SET PROBLEM
Lift every line from the entries that includes the word "dónde".

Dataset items
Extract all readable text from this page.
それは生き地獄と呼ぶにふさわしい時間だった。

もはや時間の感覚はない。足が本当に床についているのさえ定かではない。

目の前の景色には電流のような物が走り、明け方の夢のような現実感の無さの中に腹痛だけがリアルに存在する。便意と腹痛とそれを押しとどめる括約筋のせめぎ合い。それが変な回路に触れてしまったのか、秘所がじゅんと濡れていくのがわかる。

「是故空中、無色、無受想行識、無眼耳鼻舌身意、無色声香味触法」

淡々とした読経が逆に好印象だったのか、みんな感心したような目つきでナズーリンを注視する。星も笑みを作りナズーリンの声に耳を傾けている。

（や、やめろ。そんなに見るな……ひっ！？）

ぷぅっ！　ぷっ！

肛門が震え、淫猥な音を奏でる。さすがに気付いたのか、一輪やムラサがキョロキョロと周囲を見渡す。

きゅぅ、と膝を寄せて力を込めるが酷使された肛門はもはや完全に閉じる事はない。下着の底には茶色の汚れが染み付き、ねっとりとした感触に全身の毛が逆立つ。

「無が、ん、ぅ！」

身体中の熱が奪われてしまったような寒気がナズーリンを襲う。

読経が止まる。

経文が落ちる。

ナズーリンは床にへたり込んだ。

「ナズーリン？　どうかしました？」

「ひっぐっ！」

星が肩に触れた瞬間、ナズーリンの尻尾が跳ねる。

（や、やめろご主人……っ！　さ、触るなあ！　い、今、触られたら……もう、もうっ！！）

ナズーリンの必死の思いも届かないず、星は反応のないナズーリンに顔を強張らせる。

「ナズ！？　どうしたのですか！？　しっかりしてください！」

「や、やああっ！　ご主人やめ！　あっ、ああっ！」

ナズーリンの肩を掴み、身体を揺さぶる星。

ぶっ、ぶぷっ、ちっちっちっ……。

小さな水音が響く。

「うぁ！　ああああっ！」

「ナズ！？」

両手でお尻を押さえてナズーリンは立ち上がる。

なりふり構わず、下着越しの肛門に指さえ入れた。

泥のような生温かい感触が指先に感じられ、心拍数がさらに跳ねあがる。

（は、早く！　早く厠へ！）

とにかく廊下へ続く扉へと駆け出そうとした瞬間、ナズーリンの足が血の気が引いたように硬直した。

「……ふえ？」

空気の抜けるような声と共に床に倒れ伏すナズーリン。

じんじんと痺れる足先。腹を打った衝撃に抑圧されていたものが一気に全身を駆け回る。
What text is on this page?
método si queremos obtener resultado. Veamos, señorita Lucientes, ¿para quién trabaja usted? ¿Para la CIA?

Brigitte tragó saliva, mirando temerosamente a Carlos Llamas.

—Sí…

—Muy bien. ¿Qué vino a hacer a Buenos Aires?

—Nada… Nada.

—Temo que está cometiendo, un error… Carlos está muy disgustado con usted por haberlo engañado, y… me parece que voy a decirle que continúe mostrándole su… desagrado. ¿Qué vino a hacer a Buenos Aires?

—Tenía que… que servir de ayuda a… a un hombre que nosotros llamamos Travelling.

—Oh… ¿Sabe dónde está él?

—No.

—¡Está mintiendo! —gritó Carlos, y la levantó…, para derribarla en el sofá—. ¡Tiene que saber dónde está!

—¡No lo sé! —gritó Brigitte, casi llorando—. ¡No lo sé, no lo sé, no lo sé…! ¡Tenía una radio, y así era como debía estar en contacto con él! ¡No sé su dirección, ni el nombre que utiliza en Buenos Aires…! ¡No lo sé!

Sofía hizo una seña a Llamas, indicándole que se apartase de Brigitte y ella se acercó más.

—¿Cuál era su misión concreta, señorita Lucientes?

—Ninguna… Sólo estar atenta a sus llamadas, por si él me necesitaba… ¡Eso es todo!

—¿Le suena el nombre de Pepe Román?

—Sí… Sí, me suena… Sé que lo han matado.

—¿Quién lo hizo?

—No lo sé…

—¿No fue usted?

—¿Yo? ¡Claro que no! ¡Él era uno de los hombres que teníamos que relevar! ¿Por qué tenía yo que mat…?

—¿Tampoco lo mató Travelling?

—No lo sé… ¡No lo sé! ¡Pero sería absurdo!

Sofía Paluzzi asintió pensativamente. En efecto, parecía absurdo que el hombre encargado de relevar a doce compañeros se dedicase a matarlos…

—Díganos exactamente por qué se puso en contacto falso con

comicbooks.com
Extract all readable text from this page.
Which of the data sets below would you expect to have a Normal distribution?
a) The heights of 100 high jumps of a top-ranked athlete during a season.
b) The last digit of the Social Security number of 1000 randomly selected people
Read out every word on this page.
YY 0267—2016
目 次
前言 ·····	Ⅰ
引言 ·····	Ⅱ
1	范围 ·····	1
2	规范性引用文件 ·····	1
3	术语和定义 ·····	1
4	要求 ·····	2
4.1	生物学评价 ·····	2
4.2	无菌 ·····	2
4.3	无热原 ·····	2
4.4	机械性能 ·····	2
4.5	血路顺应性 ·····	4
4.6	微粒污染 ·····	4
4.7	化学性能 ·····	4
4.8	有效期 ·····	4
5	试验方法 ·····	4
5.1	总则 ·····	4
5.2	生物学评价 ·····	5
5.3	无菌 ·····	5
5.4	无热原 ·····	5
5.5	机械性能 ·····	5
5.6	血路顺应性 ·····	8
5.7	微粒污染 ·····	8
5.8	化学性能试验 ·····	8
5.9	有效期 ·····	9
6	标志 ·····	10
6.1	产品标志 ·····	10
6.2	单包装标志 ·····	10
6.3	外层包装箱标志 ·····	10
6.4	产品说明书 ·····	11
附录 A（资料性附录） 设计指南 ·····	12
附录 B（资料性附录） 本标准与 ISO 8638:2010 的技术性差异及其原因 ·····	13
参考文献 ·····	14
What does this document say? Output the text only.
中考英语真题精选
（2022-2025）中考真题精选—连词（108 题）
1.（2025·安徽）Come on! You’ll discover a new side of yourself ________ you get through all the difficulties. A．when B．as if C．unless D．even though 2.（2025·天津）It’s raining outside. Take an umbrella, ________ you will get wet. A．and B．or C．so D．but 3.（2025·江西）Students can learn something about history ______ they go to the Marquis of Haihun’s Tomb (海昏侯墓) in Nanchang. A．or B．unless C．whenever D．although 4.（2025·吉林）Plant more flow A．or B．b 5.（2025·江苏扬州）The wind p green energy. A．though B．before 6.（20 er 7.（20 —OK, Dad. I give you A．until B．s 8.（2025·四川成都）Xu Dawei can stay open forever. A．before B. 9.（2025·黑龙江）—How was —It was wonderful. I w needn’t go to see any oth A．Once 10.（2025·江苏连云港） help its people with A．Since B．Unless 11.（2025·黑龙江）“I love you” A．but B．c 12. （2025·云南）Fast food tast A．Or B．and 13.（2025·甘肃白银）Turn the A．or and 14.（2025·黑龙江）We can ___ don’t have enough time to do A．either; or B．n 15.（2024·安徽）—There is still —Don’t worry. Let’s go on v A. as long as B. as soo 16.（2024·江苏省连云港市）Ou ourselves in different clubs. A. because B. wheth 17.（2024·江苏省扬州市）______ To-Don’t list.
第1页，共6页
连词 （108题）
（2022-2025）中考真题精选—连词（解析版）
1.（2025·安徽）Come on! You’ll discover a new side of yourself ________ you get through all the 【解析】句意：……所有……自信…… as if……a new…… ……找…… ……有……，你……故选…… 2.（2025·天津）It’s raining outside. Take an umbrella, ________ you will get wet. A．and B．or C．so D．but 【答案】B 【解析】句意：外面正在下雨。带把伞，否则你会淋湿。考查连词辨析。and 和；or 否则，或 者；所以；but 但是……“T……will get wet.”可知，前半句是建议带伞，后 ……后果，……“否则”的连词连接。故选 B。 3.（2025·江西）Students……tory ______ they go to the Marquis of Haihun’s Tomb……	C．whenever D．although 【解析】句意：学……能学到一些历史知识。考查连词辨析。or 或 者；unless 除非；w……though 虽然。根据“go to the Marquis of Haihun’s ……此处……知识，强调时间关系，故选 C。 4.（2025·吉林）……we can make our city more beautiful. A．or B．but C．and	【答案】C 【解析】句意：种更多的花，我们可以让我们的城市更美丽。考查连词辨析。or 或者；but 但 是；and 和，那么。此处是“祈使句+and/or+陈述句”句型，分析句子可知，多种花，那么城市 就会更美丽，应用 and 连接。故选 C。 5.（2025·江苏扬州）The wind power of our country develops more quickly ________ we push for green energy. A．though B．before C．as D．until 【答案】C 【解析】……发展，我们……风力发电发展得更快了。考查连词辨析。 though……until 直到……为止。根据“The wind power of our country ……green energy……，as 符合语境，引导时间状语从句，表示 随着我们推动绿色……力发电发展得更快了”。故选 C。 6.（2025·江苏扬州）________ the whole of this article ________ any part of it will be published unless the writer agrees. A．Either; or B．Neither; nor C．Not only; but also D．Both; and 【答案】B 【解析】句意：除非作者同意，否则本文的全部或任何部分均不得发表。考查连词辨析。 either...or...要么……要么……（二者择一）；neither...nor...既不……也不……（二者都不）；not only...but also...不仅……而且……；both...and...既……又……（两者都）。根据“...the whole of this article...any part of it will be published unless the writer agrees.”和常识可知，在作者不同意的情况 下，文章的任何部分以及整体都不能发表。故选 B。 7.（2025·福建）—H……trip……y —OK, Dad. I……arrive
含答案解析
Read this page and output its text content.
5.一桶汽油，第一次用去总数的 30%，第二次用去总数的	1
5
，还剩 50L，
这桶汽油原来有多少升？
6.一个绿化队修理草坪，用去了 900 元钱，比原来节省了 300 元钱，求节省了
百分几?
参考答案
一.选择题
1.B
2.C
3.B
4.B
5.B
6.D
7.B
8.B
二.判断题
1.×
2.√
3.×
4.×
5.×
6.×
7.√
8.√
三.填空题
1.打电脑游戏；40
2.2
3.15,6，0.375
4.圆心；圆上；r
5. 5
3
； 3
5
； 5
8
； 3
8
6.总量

OUTPUT BELOW
—Oh… ¿Sabe dónde está él?
—¡Está mintiendo! —gritó Carlos, y la levantó…, para derribarla en el sofá—. ¡Tiene que saber dónde está!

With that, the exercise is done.